Stated task: Output all the data exactly. Pictures do not belong in the copy.

--- Available data ---

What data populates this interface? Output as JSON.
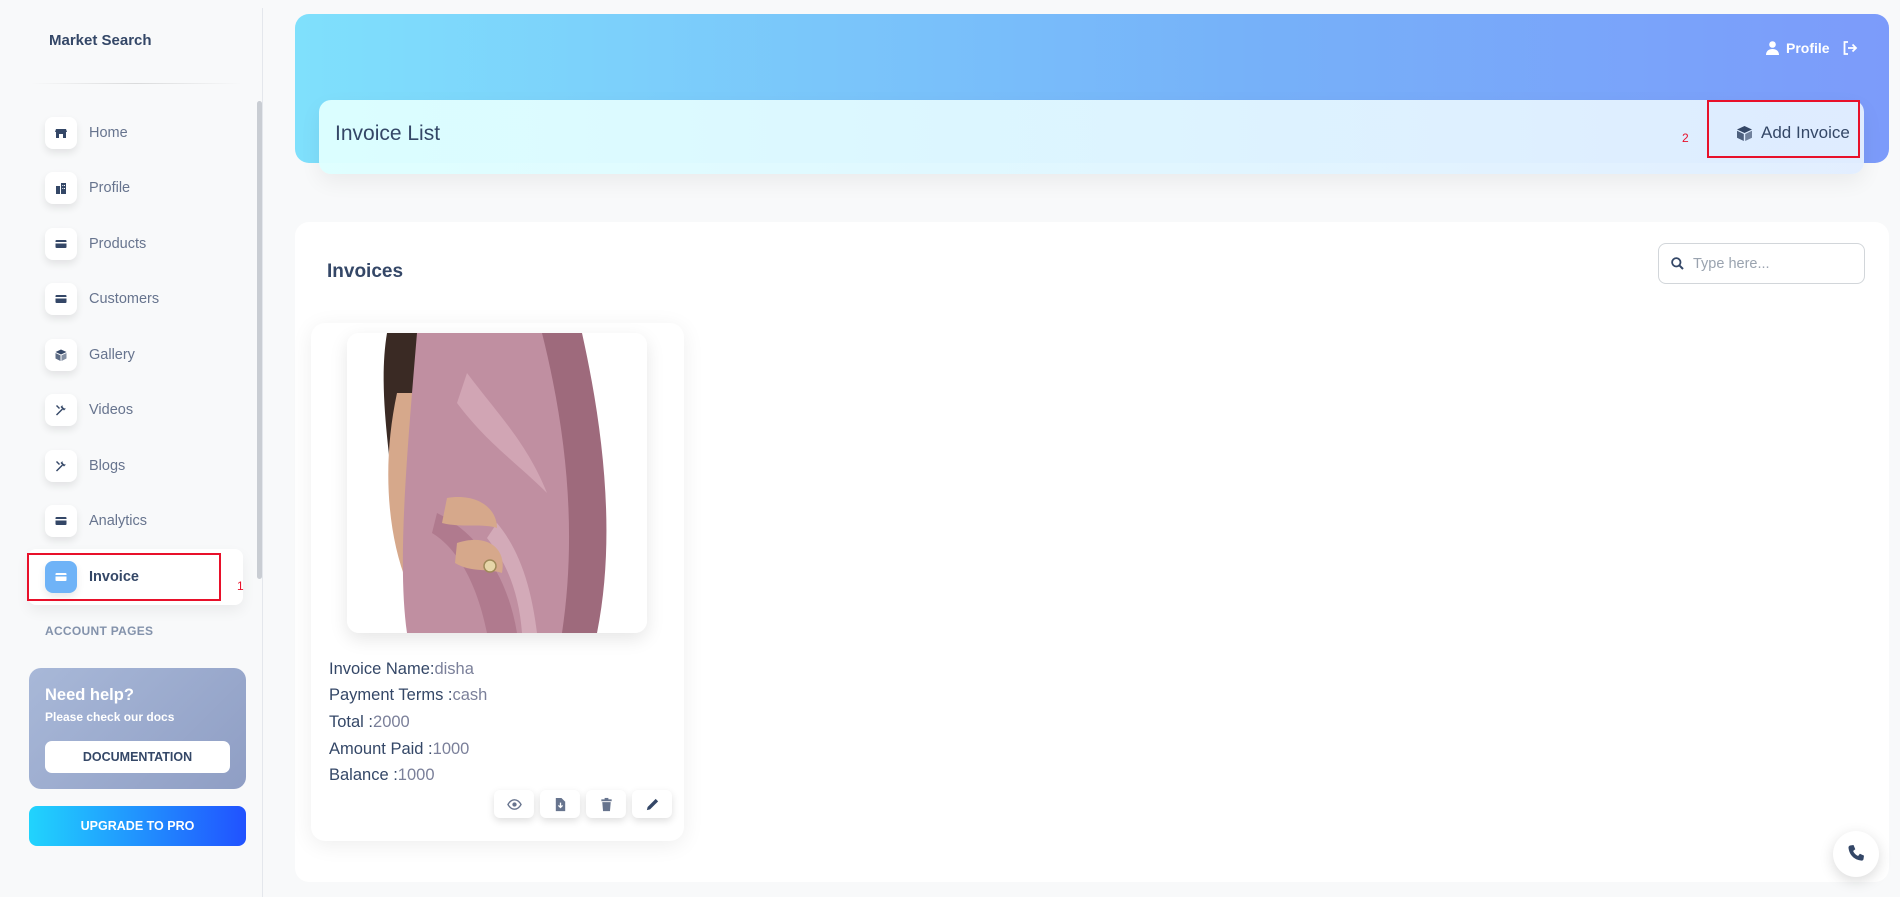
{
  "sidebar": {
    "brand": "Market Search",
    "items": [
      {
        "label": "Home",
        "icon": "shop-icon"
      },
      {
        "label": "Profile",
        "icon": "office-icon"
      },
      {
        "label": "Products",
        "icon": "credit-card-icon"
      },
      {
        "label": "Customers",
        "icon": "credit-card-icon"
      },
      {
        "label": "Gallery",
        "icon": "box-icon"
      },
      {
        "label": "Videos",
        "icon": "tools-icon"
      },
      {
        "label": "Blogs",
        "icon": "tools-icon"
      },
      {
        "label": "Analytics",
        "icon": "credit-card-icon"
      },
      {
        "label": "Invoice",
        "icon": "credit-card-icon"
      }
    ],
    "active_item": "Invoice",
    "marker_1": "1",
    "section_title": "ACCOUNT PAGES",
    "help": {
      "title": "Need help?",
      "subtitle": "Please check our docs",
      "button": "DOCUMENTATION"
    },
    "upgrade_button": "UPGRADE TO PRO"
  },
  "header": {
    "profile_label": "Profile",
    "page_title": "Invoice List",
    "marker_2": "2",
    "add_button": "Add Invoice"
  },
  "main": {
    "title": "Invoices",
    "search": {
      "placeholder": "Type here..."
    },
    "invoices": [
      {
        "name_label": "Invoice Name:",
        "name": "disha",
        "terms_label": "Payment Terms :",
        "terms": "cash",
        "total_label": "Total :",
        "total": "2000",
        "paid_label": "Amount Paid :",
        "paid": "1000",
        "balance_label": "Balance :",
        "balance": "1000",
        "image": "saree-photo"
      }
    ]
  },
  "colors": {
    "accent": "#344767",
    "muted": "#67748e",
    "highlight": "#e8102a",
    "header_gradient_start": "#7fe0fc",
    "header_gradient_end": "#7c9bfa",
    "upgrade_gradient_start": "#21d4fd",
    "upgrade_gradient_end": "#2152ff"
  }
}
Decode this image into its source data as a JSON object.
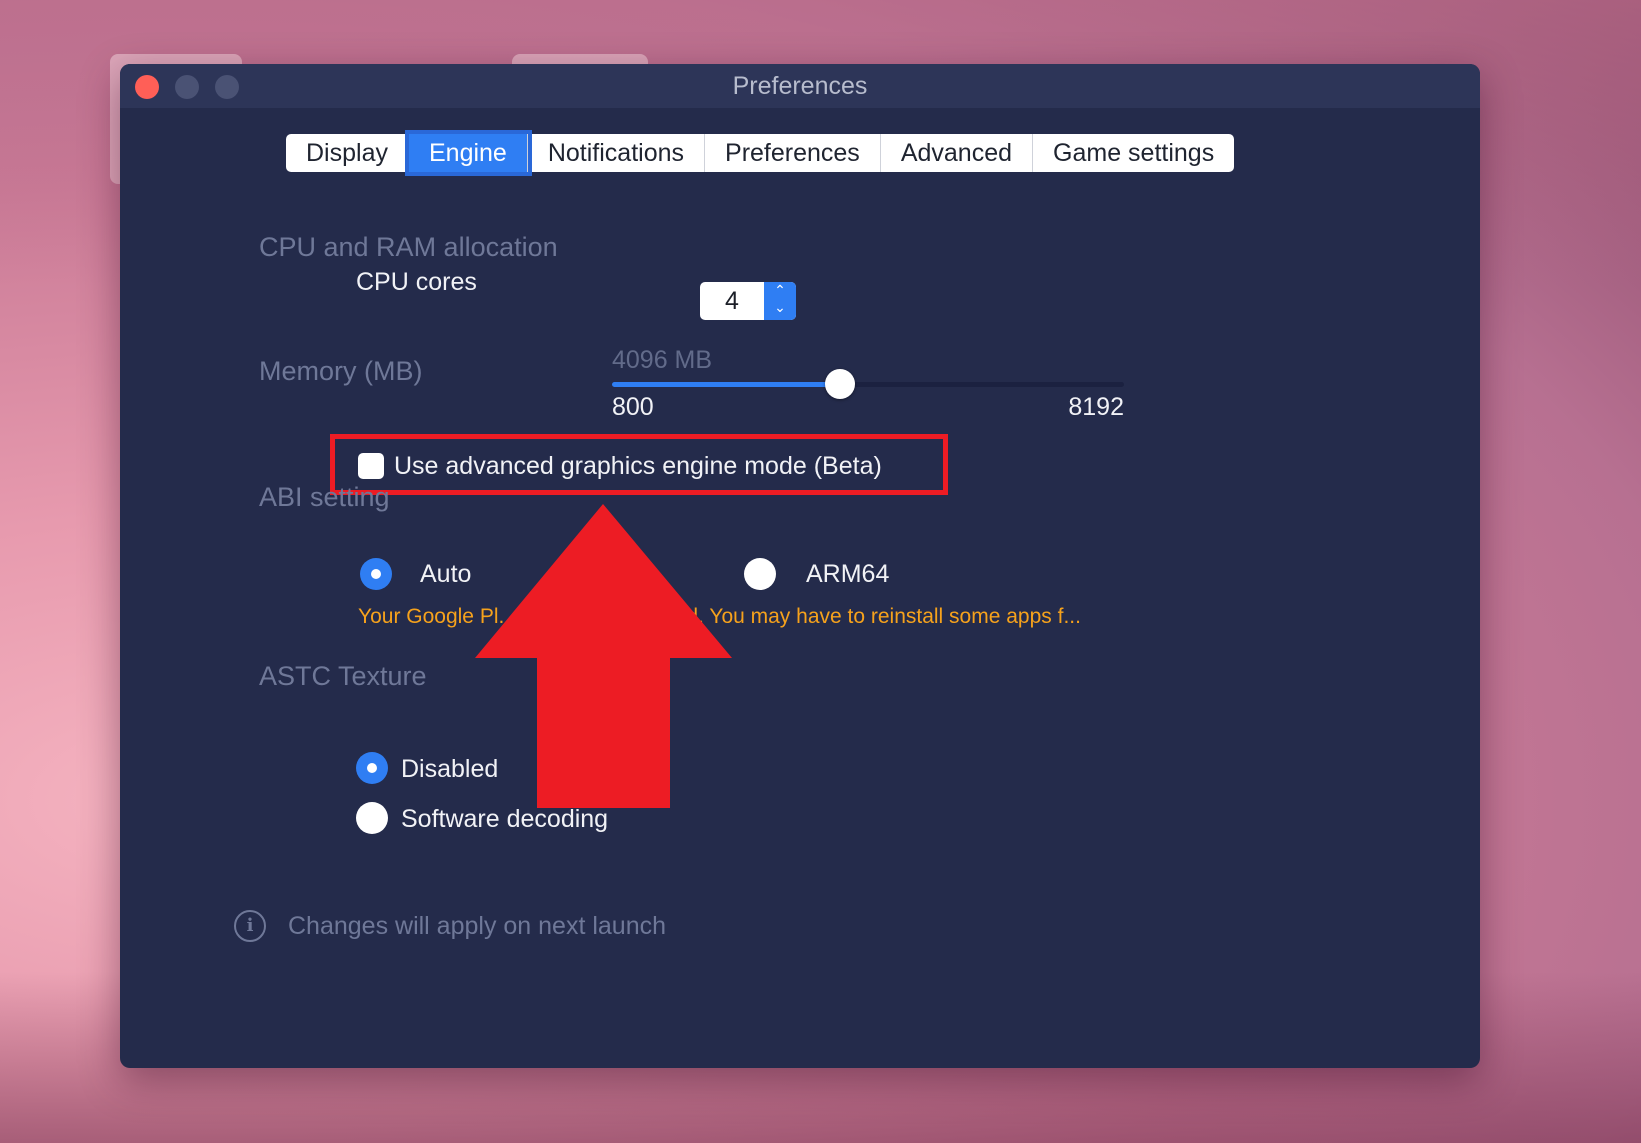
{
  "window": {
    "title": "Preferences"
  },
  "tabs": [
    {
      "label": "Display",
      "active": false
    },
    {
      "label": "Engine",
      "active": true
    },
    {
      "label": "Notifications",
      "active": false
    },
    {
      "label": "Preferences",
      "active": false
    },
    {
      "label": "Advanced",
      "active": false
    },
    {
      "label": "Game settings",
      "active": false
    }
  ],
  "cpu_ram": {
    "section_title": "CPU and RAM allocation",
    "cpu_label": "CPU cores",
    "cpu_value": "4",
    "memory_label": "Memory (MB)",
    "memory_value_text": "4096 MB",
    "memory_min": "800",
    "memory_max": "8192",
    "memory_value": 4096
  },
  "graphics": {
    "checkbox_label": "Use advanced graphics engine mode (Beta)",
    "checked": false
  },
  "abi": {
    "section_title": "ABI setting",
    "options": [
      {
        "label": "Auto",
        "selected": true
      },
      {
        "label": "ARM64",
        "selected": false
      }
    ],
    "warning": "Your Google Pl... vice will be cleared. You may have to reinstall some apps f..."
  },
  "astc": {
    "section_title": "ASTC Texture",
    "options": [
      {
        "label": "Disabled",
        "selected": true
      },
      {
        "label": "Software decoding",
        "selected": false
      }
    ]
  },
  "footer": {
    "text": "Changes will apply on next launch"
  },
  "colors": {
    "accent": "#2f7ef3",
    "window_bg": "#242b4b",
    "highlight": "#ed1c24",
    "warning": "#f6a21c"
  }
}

---

Final answer:
What data populates this interface? Output as JSON.
{
  "sidebar": {
    "brand": "Market Search",
    "items": [
      {
        "label": "Home",
        "icon": "shop-icon"
      },
      {
        "label": "Profile",
        "icon": "office-icon"
      },
      {
        "label": "Products",
        "icon": "credit-card-icon"
      },
      {
        "label": "Customers",
        "icon": "credit-card-icon"
      },
      {
        "label": "Gallery",
        "icon": "box-icon"
      },
      {
        "label": "Videos",
        "icon": "tools-icon"
      },
      {
        "label": "Blogs",
        "icon": "tools-icon"
      },
      {
        "label": "Analytics",
        "icon": "credit-card-icon"
      },
      {
        "label": "Invoice",
        "icon": "credit-card-icon"
      }
    ],
    "active_item": "Invoice",
    "marker_1": "1",
    "section_title": "ACCOUNT PAGES",
    "help": {
      "title": "Need help?",
      "subtitle": "Please check our docs",
      "button": "DOCUMENTATION"
    },
    "upgrade_button": "UPGRADE TO PRO"
  },
  "header": {
    "profile_label": "Profile",
    "page_title": "Invoice List",
    "marker_2": "2",
    "add_button": "Add Invoice"
  },
  "main": {
    "title": "Invoices",
    "search": {
      "placeholder": "Type here..."
    },
    "invoices": [
      {
        "name_label": "Invoice Name:",
        "name": "disha",
        "terms_label": "Payment Terms :",
        "terms": "cash",
        "total_label": "Total :",
        "total": "2000",
        "paid_label": "Amount Paid :",
        "paid": "1000",
        "balance_label": "Balance :",
        "balance": "1000",
        "image": "saree-photo"
      }
    ]
  },
  "colors": {
    "accent": "#344767",
    "muted": "#67748e",
    "highlight": "#e8102a",
    "header_gradient_start": "#7fe0fc",
    "header_gradient_end": "#7c9bfa",
    "upgrade_gradient_start": "#21d4fd",
    "upgrade_gradient_end": "#2152ff"
  }
}
Decode this image into its source data as a JSON object.
{
  "window": {
    "title": "Preferences"
  },
  "tabs": [
    {
      "label": "Display",
      "active": false
    },
    {
      "label": "Engine",
      "active": true
    },
    {
      "label": "Notifications",
      "active": false
    },
    {
      "label": "Preferences",
      "active": false
    },
    {
      "label": "Advanced",
      "active": false
    },
    {
      "label": "Game settings",
      "active": false
    }
  ],
  "cpu_ram": {
    "section_title": "CPU and RAM allocation",
    "cpu_label": "CPU cores",
    "cpu_value": "4",
    "memory_label": "Memory (MB)",
    "memory_value_text": "4096 MB",
    "memory_min": "800",
    "memory_max": "8192",
    "memory_value": 4096
  },
  "graphics": {
    "checkbox_label": "Use advanced graphics engine mode (Beta)",
    "checked": false
  },
  "abi": {
    "section_title": "ABI setting",
    "options": [
      {
        "label": "Auto",
        "selected": true
      },
      {
        "label": "ARM64",
        "selected": false
      }
    ],
    "warning": "Your Google Pl... vice will be cleared. You may have to reinstall some apps f..."
  },
  "astc": {
    "section_title": "ASTC Texture",
    "options": [
      {
        "label": "Disabled",
        "selected": true
      },
      {
        "label": "Software decoding",
        "selected": false
      }
    ]
  },
  "footer": {
    "text": "Changes will apply on next launch"
  },
  "colors": {
    "accent": "#2f7ef3",
    "window_bg": "#242b4b",
    "highlight": "#ed1c24",
    "warning": "#f6a21c"
  }
}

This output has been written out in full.